From the entries below, extract every line that includes the word "certain".

=======

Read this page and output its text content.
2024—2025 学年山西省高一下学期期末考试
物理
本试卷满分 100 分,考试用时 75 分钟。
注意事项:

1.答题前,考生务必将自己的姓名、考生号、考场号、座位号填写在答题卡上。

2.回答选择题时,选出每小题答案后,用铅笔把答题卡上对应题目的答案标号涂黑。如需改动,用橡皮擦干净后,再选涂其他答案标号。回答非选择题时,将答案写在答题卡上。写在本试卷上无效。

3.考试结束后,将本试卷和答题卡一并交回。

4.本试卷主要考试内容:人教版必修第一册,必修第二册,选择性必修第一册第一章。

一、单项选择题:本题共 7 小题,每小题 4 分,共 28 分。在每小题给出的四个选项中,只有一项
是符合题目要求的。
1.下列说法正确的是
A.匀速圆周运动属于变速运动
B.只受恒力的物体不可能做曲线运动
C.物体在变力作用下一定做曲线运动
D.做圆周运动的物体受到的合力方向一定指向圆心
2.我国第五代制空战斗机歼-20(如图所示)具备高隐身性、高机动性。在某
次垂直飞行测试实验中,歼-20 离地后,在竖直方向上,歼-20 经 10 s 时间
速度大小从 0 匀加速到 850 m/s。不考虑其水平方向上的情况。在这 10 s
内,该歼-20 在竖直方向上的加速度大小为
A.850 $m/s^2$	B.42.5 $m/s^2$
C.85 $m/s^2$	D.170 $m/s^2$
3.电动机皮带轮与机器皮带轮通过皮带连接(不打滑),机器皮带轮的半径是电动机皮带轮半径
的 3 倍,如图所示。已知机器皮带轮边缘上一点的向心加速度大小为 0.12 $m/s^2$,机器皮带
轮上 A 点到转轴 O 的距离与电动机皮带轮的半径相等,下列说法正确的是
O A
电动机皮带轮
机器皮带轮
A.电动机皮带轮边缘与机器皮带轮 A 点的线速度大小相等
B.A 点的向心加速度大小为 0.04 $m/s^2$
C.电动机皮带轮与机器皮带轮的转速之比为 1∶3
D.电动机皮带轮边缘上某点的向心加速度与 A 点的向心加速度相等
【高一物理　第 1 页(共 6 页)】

=======

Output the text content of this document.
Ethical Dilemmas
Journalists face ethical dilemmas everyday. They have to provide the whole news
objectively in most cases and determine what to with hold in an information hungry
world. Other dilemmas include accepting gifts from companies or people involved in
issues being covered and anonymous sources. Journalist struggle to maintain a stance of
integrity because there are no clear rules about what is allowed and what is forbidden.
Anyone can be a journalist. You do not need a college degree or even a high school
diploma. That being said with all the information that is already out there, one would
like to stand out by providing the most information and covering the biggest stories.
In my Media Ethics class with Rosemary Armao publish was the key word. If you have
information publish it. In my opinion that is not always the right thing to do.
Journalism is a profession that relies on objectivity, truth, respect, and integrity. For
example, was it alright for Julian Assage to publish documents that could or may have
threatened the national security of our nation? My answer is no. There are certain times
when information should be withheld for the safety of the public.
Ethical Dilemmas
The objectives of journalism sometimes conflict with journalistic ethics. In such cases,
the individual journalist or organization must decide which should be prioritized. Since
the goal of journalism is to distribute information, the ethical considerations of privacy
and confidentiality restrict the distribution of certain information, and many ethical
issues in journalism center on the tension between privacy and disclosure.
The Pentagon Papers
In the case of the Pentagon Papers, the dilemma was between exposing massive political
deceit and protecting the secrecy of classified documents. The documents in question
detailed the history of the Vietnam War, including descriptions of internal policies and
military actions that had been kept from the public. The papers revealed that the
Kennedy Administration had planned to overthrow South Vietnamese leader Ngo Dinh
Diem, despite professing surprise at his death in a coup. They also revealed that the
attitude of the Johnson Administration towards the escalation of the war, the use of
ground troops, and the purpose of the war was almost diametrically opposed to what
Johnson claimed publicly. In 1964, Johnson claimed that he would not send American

=======

§ **Output below**
threatened the national security of our nation? My answer is no. There are certain times
and confidentiality restrict the distribution of certain information, and many ethical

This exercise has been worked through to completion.